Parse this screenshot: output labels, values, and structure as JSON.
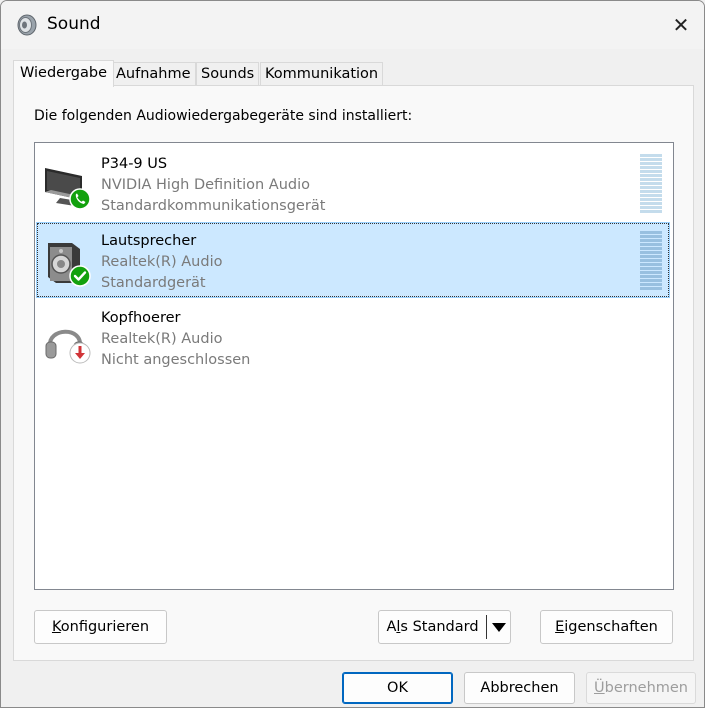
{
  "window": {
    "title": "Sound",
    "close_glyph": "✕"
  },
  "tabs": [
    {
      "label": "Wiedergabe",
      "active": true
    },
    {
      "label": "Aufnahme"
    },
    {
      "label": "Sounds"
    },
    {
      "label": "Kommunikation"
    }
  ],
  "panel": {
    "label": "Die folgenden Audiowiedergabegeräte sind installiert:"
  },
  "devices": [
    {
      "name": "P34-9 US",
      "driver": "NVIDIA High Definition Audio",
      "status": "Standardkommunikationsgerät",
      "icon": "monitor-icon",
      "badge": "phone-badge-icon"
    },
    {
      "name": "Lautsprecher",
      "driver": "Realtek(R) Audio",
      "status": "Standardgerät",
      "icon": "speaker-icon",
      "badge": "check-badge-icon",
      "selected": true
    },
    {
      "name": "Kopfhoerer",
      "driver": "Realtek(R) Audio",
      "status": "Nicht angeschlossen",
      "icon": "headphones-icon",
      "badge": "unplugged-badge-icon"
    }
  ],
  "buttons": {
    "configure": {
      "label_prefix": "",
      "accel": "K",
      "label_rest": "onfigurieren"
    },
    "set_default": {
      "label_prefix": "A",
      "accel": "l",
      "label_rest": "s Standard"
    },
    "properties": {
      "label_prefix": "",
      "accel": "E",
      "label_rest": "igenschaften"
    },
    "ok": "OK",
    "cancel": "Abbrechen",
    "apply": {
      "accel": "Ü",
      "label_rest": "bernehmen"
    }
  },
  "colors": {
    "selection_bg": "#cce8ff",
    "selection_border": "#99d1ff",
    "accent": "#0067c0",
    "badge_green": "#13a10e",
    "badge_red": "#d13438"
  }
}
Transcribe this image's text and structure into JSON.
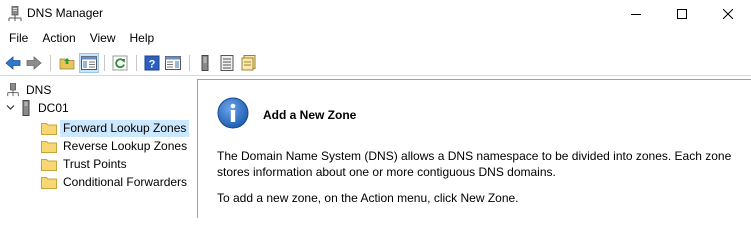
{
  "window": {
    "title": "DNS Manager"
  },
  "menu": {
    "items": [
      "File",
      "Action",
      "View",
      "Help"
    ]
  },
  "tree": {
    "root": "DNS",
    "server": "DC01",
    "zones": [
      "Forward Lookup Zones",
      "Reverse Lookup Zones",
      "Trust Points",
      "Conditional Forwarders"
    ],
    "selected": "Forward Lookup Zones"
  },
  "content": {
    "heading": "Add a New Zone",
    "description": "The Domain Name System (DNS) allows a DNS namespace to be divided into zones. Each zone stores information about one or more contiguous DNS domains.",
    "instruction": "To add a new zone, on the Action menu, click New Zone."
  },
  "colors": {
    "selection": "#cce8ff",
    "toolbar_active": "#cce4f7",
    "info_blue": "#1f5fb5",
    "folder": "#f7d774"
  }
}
◆ ◆ ◆ ◆ ◆
Work required — Exclude the pictures and transcribe all of the entries exactly.

Correct output —
Parse this screenshot: output labels, values, and structure as JSON.
{
  "window": {
    "title": "Sound",
    "close_glyph": "✕"
  },
  "tabs": [
    {
      "label": "Wiedergabe",
      "active": true
    },
    {
      "label": "Aufnahme"
    },
    {
      "label": "Sounds"
    },
    {
      "label": "Kommunikation"
    }
  ],
  "panel": {
    "label": "Die folgenden Audiowiedergabegeräte sind installiert:"
  },
  "devices": [
    {
      "name": "P34-9 US",
      "driver": "NVIDIA High Definition Audio",
      "status": "Standardkommunikationsgerät",
      "icon": "monitor-icon",
      "badge": "phone-badge-icon"
    },
    {
      "name": "Lautsprecher",
      "driver": "Realtek(R) Audio",
      "status": "Standardgerät",
      "icon": "speaker-icon",
      "badge": "check-badge-icon",
      "selected": true
    },
    {
      "name": "Kopfhoerer",
      "driver": "Realtek(R) Audio",
      "status": "Nicht angeschlossen",
      "icon": "headphones-icon",
      "badge": "unplugged-badge-icon"
    }
  ],
  "buttons": {
    "configure": {
      "label_prefix": "",
      "accel": "K",
      "label_rest": "onfigurieren"
    },
    "set_default": {
      "label_prefix": "A",
      "accel": "l",
      "label_rest": "s Standard"
    },
    "properties": {
      "label_prefix": "",
      "accel": "E",
      "label_rest": "igenschaften"
    },
    "ok": "OK",
    "cancel": "Abbrechen",
    "apply": {
      "accel": "Ü",
      "label_rest": "bernehmen"
    }
  },
  "colors": {
    "selection_bg": "#cce8ff",
    "selection_border": "#99d1ff",
    "accent": "#0067c0",
    "badge_green": "#13a10e",
    "badge_red": "#d13438"
  }
}
Transcribe this image's text and structure into JSON.
{
  "window": {
    "title": "DNS Manager"
  },
  "menu": {
    "items": [
      "File",
      "Action",
      "View",
      "Help"
    ]
  },
  "tree": {
    "root": "DNS",
    "server": "DC01",
    "zones": [
      "Forward Lookup Zones",
      "Reverse Lookup Zones",
      "Trust Points",
      "Conditional Forwarders"
    ],
    "selected": "Forward Lookup Zones"
  },
  "content": {
    "heading": "Add a New Zone",
    "description": "The Domain Name System (DNS) allows a DNS namespace to be divided into zones. Each zone stores information about one or more contiguous DNS domains.",
    "instruction": "To add a new zone, on the Action menu, click New Zone."
  },
  "colors": {
    "selection": "#cce8ff",
    "toolbar_active": "#cce4f7",
    "info_blue": "#1f5fb5",
    "folder": "#f7d774"
  }
}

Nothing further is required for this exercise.